JOB: Gather each line of the records where "text" appears.
■ ■ ■ ■ ■ ■ ■
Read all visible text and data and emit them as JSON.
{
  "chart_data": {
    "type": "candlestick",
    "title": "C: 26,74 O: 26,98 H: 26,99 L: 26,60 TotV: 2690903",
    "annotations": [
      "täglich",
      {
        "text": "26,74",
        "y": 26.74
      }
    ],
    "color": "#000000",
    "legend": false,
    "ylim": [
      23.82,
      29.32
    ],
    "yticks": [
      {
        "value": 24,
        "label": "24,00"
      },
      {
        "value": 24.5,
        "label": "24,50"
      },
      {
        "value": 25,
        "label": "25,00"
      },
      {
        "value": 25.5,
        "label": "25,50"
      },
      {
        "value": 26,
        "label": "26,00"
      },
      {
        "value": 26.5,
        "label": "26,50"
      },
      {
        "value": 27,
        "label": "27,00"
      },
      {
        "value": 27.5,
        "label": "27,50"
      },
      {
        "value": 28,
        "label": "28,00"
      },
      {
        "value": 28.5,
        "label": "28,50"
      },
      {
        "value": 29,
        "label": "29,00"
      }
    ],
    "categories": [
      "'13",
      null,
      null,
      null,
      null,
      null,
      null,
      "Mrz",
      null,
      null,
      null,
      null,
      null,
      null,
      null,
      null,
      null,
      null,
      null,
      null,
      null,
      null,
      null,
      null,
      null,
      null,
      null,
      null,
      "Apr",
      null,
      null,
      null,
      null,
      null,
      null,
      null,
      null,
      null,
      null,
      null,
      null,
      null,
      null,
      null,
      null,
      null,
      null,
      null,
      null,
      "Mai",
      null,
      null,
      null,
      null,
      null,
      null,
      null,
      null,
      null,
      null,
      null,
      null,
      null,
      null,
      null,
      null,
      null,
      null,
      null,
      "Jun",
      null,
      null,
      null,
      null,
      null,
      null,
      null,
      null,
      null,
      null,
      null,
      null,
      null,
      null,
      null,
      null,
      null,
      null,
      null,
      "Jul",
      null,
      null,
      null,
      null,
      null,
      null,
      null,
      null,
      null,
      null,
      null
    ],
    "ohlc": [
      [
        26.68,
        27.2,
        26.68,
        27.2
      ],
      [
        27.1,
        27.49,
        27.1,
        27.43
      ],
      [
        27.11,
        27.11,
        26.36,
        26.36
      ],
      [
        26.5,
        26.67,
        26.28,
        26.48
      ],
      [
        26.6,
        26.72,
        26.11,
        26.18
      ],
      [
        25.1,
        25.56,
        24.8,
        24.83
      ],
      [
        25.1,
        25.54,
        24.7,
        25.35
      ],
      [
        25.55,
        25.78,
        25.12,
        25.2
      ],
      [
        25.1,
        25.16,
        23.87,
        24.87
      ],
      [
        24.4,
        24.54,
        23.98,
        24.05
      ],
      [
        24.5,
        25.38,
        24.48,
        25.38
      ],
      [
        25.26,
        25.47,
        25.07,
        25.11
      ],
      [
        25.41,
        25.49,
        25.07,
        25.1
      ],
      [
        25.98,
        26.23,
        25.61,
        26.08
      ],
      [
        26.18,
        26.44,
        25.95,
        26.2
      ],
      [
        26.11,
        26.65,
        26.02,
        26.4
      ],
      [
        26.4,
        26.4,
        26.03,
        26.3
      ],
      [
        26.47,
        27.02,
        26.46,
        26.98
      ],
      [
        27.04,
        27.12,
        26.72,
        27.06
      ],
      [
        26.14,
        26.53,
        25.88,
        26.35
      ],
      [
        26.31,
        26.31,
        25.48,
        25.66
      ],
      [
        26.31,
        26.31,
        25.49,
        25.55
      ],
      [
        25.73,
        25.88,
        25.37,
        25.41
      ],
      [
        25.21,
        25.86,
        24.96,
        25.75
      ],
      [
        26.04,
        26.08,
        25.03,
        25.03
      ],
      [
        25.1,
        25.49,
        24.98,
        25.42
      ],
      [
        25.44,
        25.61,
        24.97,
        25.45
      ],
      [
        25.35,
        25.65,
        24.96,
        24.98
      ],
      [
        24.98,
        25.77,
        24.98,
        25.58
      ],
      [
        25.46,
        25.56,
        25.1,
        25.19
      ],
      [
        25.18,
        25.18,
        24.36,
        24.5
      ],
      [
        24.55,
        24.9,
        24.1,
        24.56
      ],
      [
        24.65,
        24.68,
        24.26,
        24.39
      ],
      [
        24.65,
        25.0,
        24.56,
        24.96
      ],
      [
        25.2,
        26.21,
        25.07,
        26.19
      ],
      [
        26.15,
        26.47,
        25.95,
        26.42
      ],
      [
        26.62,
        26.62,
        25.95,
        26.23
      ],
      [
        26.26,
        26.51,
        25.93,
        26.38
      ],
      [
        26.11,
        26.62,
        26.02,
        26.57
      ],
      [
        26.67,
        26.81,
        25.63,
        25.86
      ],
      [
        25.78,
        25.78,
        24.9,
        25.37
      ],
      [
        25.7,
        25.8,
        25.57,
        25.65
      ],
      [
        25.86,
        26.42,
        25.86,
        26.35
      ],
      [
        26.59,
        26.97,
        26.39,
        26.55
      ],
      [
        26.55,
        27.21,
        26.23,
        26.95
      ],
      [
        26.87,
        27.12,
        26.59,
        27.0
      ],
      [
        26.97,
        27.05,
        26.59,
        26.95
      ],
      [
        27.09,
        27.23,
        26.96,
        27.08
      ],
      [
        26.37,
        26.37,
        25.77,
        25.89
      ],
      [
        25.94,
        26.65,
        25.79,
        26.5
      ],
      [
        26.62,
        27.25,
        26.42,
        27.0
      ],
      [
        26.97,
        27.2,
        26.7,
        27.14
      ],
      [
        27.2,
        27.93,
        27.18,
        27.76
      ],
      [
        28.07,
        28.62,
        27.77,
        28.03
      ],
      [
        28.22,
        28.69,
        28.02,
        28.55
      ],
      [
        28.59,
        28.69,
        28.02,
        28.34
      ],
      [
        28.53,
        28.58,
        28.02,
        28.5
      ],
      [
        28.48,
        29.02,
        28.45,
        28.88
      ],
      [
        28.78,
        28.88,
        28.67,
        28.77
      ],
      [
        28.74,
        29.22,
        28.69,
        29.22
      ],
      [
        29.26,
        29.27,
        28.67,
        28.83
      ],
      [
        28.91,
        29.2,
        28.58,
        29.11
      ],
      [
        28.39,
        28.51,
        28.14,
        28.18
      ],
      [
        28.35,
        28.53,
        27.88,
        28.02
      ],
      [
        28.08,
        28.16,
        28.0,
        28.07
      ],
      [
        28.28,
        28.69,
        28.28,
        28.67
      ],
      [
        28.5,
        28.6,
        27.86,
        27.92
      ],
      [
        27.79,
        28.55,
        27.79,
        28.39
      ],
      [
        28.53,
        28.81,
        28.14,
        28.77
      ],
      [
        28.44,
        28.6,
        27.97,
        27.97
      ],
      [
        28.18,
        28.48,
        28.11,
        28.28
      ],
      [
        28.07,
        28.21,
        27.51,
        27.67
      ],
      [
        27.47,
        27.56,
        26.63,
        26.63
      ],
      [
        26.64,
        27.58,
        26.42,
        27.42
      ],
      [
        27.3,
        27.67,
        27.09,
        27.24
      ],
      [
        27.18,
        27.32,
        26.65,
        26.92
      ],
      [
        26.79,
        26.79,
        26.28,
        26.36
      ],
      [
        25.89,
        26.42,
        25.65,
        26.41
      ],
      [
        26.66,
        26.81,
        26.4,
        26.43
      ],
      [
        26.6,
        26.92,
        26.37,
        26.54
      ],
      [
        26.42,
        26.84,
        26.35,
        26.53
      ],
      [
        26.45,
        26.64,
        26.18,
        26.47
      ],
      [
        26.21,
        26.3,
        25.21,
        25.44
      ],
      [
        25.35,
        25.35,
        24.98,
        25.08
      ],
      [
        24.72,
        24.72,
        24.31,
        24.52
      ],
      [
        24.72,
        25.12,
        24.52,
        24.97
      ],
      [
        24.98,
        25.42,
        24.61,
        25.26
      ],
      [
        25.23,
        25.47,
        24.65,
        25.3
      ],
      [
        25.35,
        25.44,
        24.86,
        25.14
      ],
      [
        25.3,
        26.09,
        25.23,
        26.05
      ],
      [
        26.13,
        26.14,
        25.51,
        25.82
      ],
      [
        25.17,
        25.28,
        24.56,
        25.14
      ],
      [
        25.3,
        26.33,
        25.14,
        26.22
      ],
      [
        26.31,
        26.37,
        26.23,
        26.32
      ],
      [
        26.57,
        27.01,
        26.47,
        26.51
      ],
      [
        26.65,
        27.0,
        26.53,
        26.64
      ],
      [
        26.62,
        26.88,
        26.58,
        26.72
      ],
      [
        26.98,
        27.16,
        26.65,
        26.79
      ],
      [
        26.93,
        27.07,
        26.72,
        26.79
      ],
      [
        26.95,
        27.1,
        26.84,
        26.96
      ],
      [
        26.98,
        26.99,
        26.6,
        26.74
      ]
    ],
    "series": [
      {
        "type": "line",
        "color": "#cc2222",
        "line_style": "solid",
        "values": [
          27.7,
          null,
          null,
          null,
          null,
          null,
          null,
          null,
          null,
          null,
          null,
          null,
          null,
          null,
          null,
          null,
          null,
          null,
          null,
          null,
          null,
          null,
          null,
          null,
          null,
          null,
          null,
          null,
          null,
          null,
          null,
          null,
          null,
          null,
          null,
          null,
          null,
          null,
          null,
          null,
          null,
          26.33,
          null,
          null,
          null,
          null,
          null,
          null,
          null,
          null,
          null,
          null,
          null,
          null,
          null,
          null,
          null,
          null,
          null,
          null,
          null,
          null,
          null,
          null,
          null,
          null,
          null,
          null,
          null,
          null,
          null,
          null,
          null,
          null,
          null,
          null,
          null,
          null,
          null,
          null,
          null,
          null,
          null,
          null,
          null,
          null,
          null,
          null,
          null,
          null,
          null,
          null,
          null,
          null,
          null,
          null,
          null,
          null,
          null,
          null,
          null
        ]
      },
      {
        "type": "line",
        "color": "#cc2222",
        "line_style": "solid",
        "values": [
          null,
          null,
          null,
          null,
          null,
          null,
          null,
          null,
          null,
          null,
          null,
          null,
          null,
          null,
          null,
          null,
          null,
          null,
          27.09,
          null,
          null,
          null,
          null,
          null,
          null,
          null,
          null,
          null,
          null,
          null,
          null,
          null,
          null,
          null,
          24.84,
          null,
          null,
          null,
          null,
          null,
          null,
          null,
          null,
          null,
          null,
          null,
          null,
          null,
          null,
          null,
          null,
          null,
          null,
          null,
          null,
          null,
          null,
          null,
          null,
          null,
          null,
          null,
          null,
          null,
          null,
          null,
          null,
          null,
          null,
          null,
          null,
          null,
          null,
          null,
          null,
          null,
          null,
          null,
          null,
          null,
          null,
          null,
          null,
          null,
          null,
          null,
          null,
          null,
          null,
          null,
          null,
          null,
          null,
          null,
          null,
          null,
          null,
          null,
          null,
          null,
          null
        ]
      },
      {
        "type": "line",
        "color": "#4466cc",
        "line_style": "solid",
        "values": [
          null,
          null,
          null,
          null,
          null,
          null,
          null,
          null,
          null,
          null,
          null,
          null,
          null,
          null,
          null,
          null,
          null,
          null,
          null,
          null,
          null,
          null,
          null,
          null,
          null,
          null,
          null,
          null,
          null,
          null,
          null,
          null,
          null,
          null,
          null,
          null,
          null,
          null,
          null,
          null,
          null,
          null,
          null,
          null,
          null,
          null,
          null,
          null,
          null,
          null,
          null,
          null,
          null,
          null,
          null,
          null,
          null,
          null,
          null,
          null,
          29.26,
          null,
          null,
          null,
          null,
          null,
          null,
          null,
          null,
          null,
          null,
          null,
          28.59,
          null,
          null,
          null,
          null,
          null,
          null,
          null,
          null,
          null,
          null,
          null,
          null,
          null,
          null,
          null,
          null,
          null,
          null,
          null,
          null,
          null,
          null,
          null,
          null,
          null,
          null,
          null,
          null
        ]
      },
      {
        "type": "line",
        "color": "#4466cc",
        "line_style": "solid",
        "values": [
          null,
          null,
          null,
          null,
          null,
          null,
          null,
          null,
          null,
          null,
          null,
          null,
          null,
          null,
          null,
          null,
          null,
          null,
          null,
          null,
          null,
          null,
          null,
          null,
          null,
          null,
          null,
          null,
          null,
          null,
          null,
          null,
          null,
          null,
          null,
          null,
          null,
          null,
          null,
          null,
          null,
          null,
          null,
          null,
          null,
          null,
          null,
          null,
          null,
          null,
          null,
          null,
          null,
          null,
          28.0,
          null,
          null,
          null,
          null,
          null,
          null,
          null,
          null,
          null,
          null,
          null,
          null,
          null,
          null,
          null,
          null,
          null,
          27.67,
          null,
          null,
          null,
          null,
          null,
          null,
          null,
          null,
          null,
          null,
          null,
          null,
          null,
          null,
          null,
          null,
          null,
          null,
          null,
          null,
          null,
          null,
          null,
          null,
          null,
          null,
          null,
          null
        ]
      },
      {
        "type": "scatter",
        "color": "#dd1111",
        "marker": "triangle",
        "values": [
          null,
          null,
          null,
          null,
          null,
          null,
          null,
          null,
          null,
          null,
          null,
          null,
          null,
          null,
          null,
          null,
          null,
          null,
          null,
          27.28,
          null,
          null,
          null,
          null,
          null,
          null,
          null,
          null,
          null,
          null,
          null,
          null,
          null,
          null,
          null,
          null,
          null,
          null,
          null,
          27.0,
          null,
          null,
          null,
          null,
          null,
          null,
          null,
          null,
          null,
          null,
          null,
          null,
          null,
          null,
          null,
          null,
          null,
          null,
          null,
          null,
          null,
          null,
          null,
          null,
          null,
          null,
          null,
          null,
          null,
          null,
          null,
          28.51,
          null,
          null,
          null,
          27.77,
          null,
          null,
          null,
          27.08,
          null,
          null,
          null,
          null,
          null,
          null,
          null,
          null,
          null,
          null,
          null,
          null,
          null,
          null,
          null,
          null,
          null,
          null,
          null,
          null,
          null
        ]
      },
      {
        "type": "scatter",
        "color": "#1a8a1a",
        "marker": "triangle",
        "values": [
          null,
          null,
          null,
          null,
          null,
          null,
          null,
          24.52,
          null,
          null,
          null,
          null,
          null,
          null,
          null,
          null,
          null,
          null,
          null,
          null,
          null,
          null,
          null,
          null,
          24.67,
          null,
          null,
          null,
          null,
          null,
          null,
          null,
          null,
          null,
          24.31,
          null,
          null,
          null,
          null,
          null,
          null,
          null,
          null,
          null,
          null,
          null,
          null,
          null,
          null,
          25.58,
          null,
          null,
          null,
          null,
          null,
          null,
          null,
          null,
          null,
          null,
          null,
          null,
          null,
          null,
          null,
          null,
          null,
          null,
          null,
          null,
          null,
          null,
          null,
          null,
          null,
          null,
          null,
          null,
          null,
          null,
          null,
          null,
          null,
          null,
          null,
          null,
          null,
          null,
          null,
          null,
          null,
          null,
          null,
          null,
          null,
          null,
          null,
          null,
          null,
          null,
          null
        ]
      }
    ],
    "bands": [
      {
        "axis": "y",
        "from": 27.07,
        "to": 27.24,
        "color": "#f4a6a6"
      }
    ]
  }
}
■ ■ ■ ■ ■ ■ ■
TASK RESPONSE:
Read all visible text and data and emit them as JSON.
        "text": "26,74",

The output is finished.